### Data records
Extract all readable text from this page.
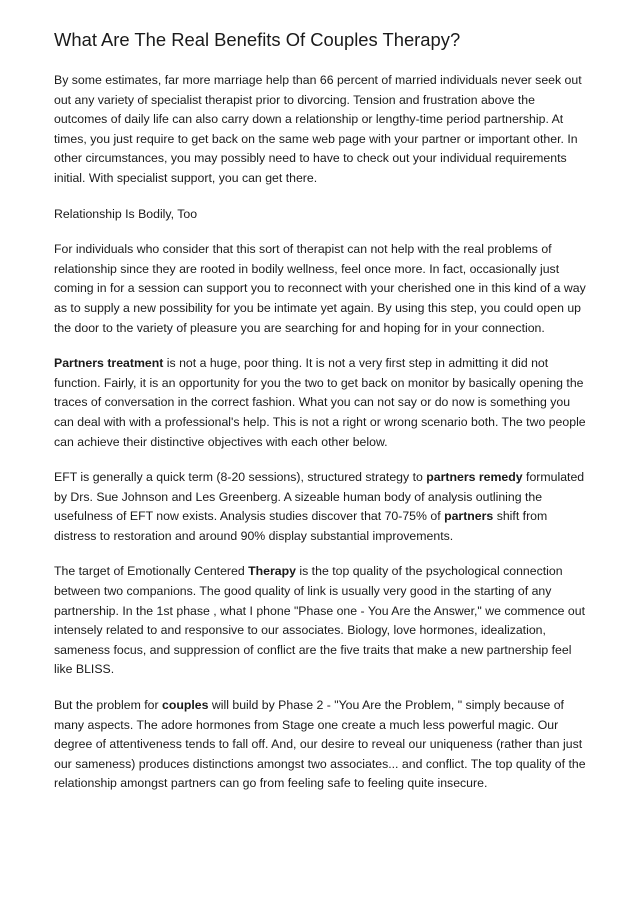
What Are The Real Benefits Of Couples Therapy?

By some estimates, far more marriage help than 66 percent of married individuals never seek out out any variety of specialist therapist prior to divorcing. Tension and frustration above the outcomes of daily life can also carry down a relationship or lengthy-time period partnership. At times, you just require to get back on the same web page with your partner or important other. In other circumstances, you may possibly need to have to check out your individual requirements initial. With specialist support, you can get there.

Relationship Is Bodily, Too

For individuals who consider that this sort of therapist can not help with the real problems of relationship since they are rooted in bodily wellness, feel once more. In fact, occasionally just coming in for a session can support you to reconnect with your cherished one in this kind of a way as to supply a new possibility for you be intimate yet again. By using this step, you could open up the door to the variety of pleasure you are searching for and hoping for in your connection.

Partners treatment is not a huge, poor thing. It is not a very first step in admitting it did not function. Fairly, it is an opportunity for you the two to get back on monitor by basically opening the traces of conversation in the correct fashion. What you can not say or do now is something you can deal with with a professional's help. This is not a right or wrong scenario both. The two people can achieve their distinctive objectives with each other below.

EFT is generally a quick term (8-20 sessions), structured strategy to partners remedy formulated by Drs. Sue Johnson and Les Greenberg. A sizeable human body of analysis outlining the usefulness of EFT now exists. Analysis studies discover that 70-75% of partners shift from distress to restoration and around 90% display substantial improvements.

The target of Emotionally Centered Therapy is the top quality of the psychological connection between two companions. The good quality of link is usually very good in the starting of any partnership. In the 1st phase , what I phone "Phase one - You Are the Answer," we commence out intensely related to and responsive to our associates. Biology, love hormones, idealization, sameness focus, and suppression of conflict are the five traits that make a new partnership feel like BLISS.

But the problem for couples will build by Phase 2 - "You Are the Problem, " simply because of many aspects. The adore hormones from Stage one create a much less powerful magic. Our degree of attentiveness tends to fall off. And, our desire to reveal our uniqueness (rather than just our sameness) produces distinctions amongst two associates... and conflict. The top quality of the relationship amongst partners can go from feeling safe to feeling quite insecure.
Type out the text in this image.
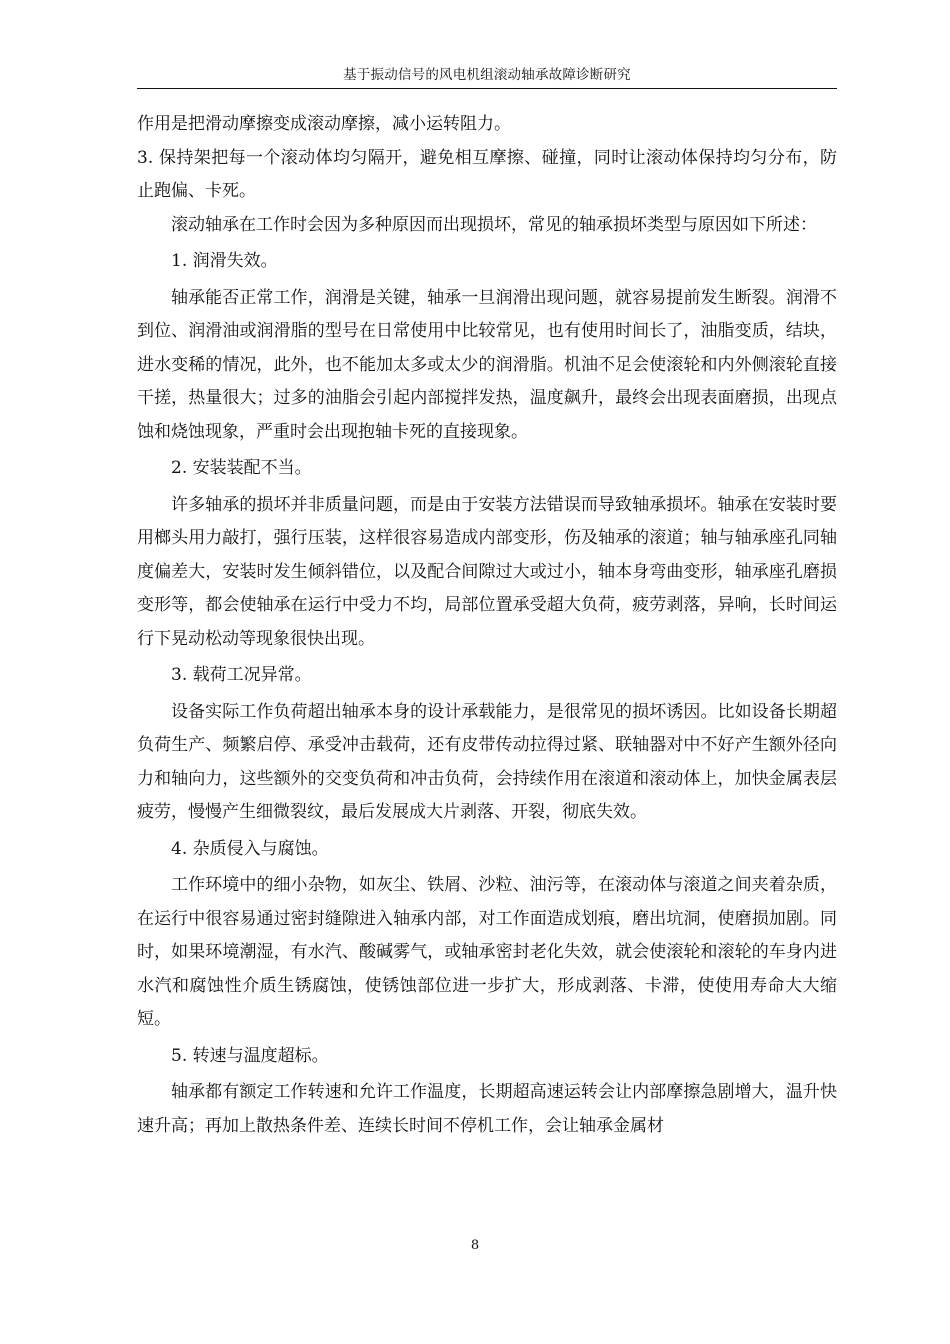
基于振动信号的风电机组滚动轴承故障诊断研究

作用是把滑动摩擦变成滚动摩擦，减小运转阻力。

3. 保持架把每一个滚动体均匀隔开，避免相互摩擦、碰撞，同时让滚动体保持均匀分布，防止跑偏、卡死。

滚动轴承在工作时会因为多种原因而出现损坏，常见的轴承损坏类型与原因如下所述：

1. 润滑失效。

轴承能否正常工作，润滑是关键，轴承一旦润滑出现问题，就容易提前发生断裂。润滑不到位、润滑油或润滑脂的型号在日常使用中比较常见，也有使用时间长了，油脂变质，结块，进水变稀的情况，此外，也不能加太多或太少的润滑脂。机油不足会使滚轮和内外侧滚轮直接干搓，热量很大；过多的油脂会引起内部搅拌发热，温度飙升，最终会出现表面磨损，出现点蚀和烧蚀现象，严重时会出现抱轴卡死的直接现象。

2. 安装装配不当。

许多轴承的损坏并非质量问题，而是由于安装方法错误而导致轴承损坏。轴承在安装时要用榔头用力敲打，强行压装，这样很容易造成内部变形，伤及轴承的滚道；轴与轴承座孔同轴度偏差大，安装时发生倾斜错位，以及配合间隙过大或过小，轴本身弯曲变形，轴承座孔磨损变形等，都会使轴承在运行中受力不均，局部位置承受超大负荷，疲劳剥落，异响，长时间运行下晃动松动等现象很快出现。

3. 载荷工况异常。

设备实际工作负荷超出轴承本身的设计承载能力，是很常见的损坏诱因。比如设备长期超负荷生产、频繁启停、承受冲击载荷，还有皮带传动拉得过紧、联轴器对中不好产生额外径向力和轴向力，这些额外的交变负荷和冲击负荷，会持续作用在滚道和滚动体上，加快金属表层疲劳，慢慢产生细微裂纹，最后发展成大片剥落、开裂，彻底失效。

4. 杂质侵入与腐蚀。

工作环境中的细小杂物，如灰尘、铁屑、沙粒、油污等，在滚动体与滚道之间夹着杂质，在运行中很容易通过密封缝隙进入轴承内部，对工作面造成划痕，磨出坑洞，使磨损加剧。同时，如果环境潮湿，有水汽、酸碱雾气，或轴承密封老化失效，就会使滚轮和滚轮的车身内进水汽和腐蚀性介质生锈腐蚀，使锈蚀部位进一步扩大，形成剥落、卡滞，使使用寿命大大缩短。

5. 转速与温度超标。

轴承都有额定工作转速和允许工作温度，长期超高速运转会让内部摩擦急剧增大，温升快速升高；再加上散热条件差、连续长时间不停机工作，会让轴承金属材

8
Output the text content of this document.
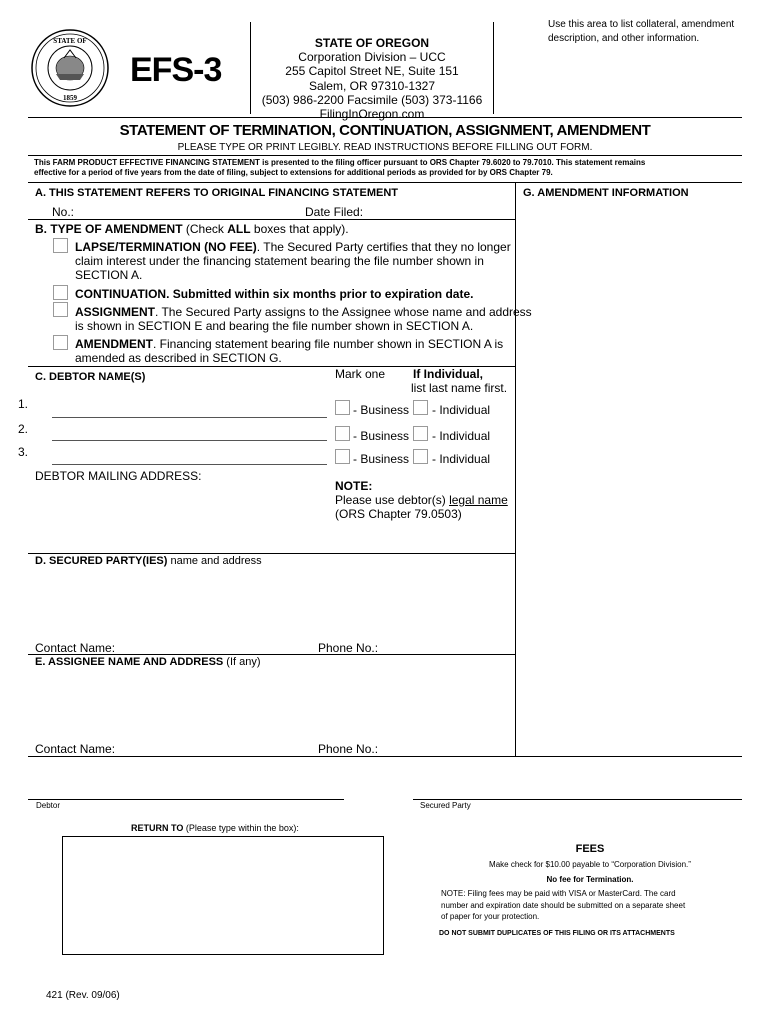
STATE OF
1859
EFS-3
STATE OF OREGON
Corporation Division – UCC
255 Capitol Street NE, Suite 151
Salem, OR 97310-1327
(503) 986-2200 Facsimile (503) 373-1166
FilingInOregon.com
Use this area to list collateral, amendment
description, and other information.
STATEMENT OF TERMINATION, CONTINUATION, ASSIGNMENT, AMENDMENT
PLEASE TYPE OR PRINT LEGIBLY. READ INSTRUCTIONS BEFORE FILLING OUT FORM.
This FARM PRODUCT EFFECTIVE FINANCING STATEMENT is presented to the filing officer pursuant to ORS Chapter 79.6020 to 79.7010. This statement remains
effective for a period of five years from the date of filing, subject to extensions for additional periods as provided for by ORS Chapter 79.
G. AMENDMENT INFORMATION
A. THIS STATEMENT REFERS TO ORIGINAL FINANCING STATEMENT
No.:	Date Filed:
B. TYPE OF AMENDMENT (Check ALL boxes that apply).
LAPSE/TERMINATION (NO FEE). The Secured Party certifies that they no longer
claim interest under the financing statement bearing the file number shown in
SECTION A.
CONTINUATION. Submitted within six months prior to expiration date.
ASSIGNMENT. The Secured Party assigns to the Assignee whose name and address
is shown in SECTION E and bearing the file number shown in SECTION A.
AMENDMENT. Financing statement bearing file number shown in SECTION A is
amended as described in SECTION G.
C. DEBTOR NAME(S)	Mark one If Individual,
list last name first.
1.	- Business - Individual
2.	- Business - Individual
3.	- Business - Individual
DEBTOR MAILING ADDRESS:
NOTE:
Please use debtor(s) legal name
(ORS Chapter 79.0503)
D. SECURED PARTY(IES) name and address
Contact Name:	Phone No.:
E. ASSIGNEE NAME AND ADDRESS (If any)
Contact Name:	Phone No.:
Debtor	Secured Party
RETURN TO (Please type within the box):
FEES
Make check for $10.00 payable to “Corporation Division.”
No fee for Termination.
NOTE: Filing fees may be paid with VISA or MasterCard. The card
number and expiration date should be submitted on a separate sheet
of paper for your protection.
DO NOT SUBMIT DUPLICATES OF THIS FILING OR ITS ATTACHMENTS
421 (Rev. 09/06)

### SHORT EXERCISE
State the number of lines in these entries that include the string "page". Provide nothing beyond that number.

### REPLY TO THE TASK
2